● **WHAT YOU ARE ASKED TO DO**
Transcribe all of the data exactly. Omit the pictures.

● **SUPPLIED INFORMATION**
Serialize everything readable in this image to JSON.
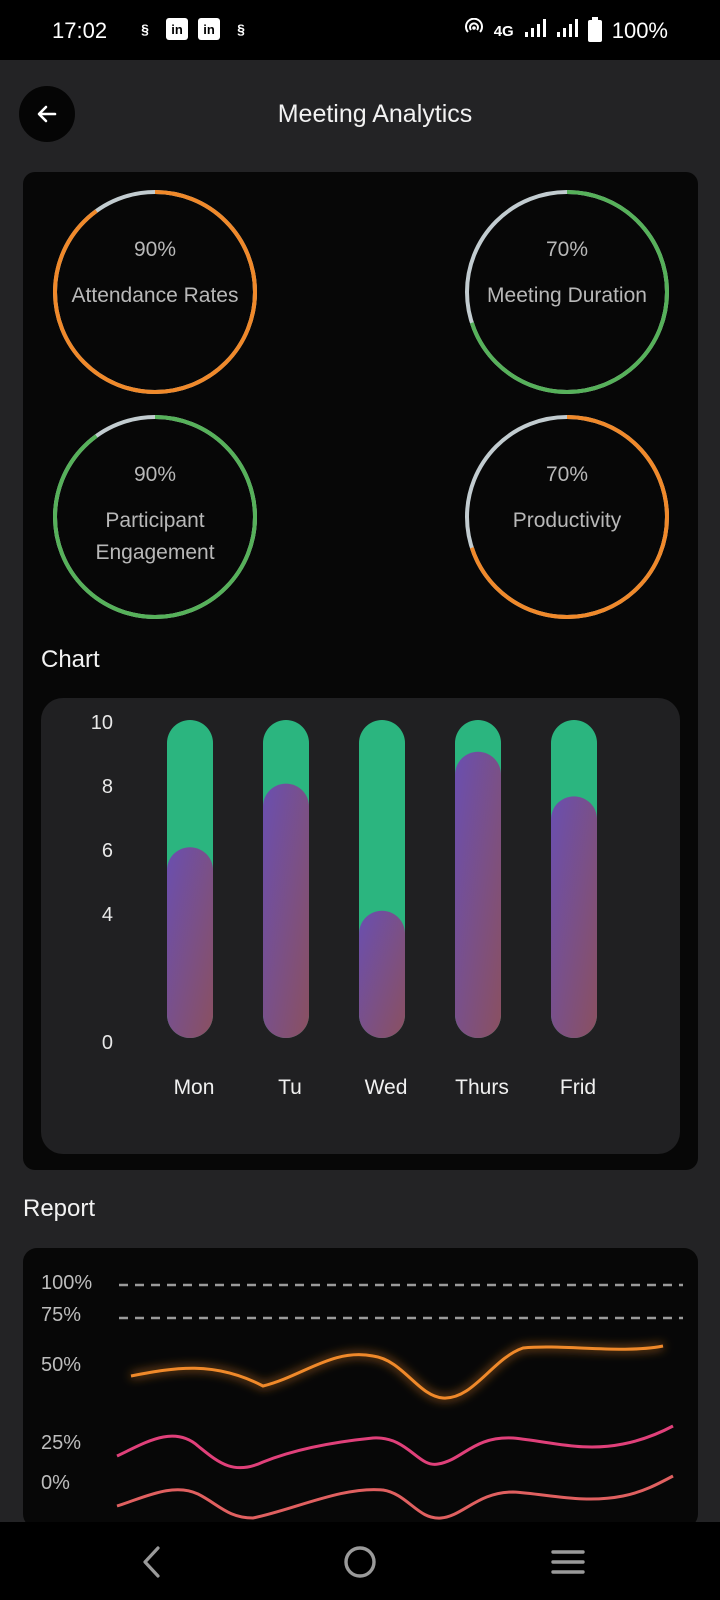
{
  "status_bar": {
    "time": "17:02",
    "network": "4G",
    "battery": "100%",
    "left_icons": [
      "s-app-icon",
      "linkedin-icon",
      "linkedin-icon",
      "s-app-icon"
    ]
  },
  "header": {
    "title": "Meeting Analytics",
    "back_icon": "arrow-left-icon"
  },
  "stats": [
    {
      "value": "90%",
      "label": "Attendance Rates",
      "fraction": 0.9,
      "color": "#F0892A"
    },
    {
      "value": "70%",
      "label": "Meeting Duration",
      "fraction": 0.7,
      "color": "#56B15A"
    },
    {
      "value": "90%",
      "label": "Participant Engagement",
      "fraction": 0.9,
      "color": "#56B15A"
    },
    {
      "value": "70%",
      "label": "Productivity",
      "fraction": 0.7,
      "color": "#F0892A"
    }
  ],
  "chart_section": {
    "title": "Chart"
  },
  "chart_data": {
    "type": "bar",
    "categories": [
      "Mon",
      "Tu",
      "Wed",
      "Thurs",
      "Frid"
    ],
    "y_ticks": [
      "10",
      "8",
      "6",
      "4",
      "0"
    ],
    "ylim": [
      0,
      10
    ],
    "series": [
      {
        "values": [
          10,
          10,
          10,
          10,
          10
        ],
        "color": "#2BB57F"
      },
      {
        "values": [
          6,
          8,
          4,
          9,
          7.6
        ],
        "color": "#6B4FA8"
      }
    ]
  },
  "report_section": {
    "title": "Report",
    "y_labels": [
      "100%",
      "75%",
      "50%",
      "25%",
      "0%"
    ],
    "line_colors": [
      "#F0892A",
      "#E0407A",
      "#E06060"
    ]
  },
  "nav_bar": {
    "icons": [
      "back-nav-icon",
      "home-nav-icon",
      "menu-nav-icon"
    ]
  }
}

● **PROBLEM SOLUTION**
Serialize everything readable in this image to JSON.
{
  "status_bar": {
    "time": "17:02",
    "network": "4G",
    "battery": "100%",
    "left_icons": [
      "s-app-icon",
      "linkedin-icon",
      "linkedin-icon",
      "s-app-icon"
    ]
  },
  "header": {
    "title": "Meeting Analytics",
    "back_icon": "arrow-left-icon"
  },
  "stats": [
    {
      "value": "90%",
      "label": "Attendance Rates",
      "fraction": 0.9,
      "color": "#F0892A"
    },
    {
      "value": "70%",
      "label": "Meeting Duration",
      "fraction": 0.7,
      "color": "#56B15A"
    },
    {
      "value": "90%",
      "label": "Participant Engagement",
      "fraction": 0.9,
      "color": "#56B15A"
    },
    {
      "value": "70%",
      "label": "Productivity",
      "fraction": 0.7,
      "color": "#F0892A"
    }
  ],
  "chart_section": {
    "title": "Chart"
  },
  "chart_data": {
    "type": "bar",
    "categories": [
      "Mon",
      "Tu",
      "Wed",
      "Thurs",
      "Frid"
    ],
    "y_ticks": [
      "10",
      "8",
      "6",
      "4",
      "0"
    ],
    "ylim": [
      0,
      10
    ],
    "series": [
      {
        "values": [
          10,
          10,
          10,
          10,
          10
        ],
        "color": "#2BB57F"
      },
      {
        "values": [
          6,
          8,
          4,
          9,
          7.6
        ],
        "color": "#6B4FA8"
      }
    ]
  },
  "report_section": {
    "title": "Report",
    "y_labels": [
      "100%",
      "75%",
      "50%",
      "25%",
      "0%"
    ],
    "line_colors": [
      "#F0892A",
      "#E0407A",
      "#E06060"
    ]
  },
  "nav_bar": {
    "icons": [
      "back-nav-icon",
      "home-nav-icon",
      "menu-nav-icon"
    ]
  }
}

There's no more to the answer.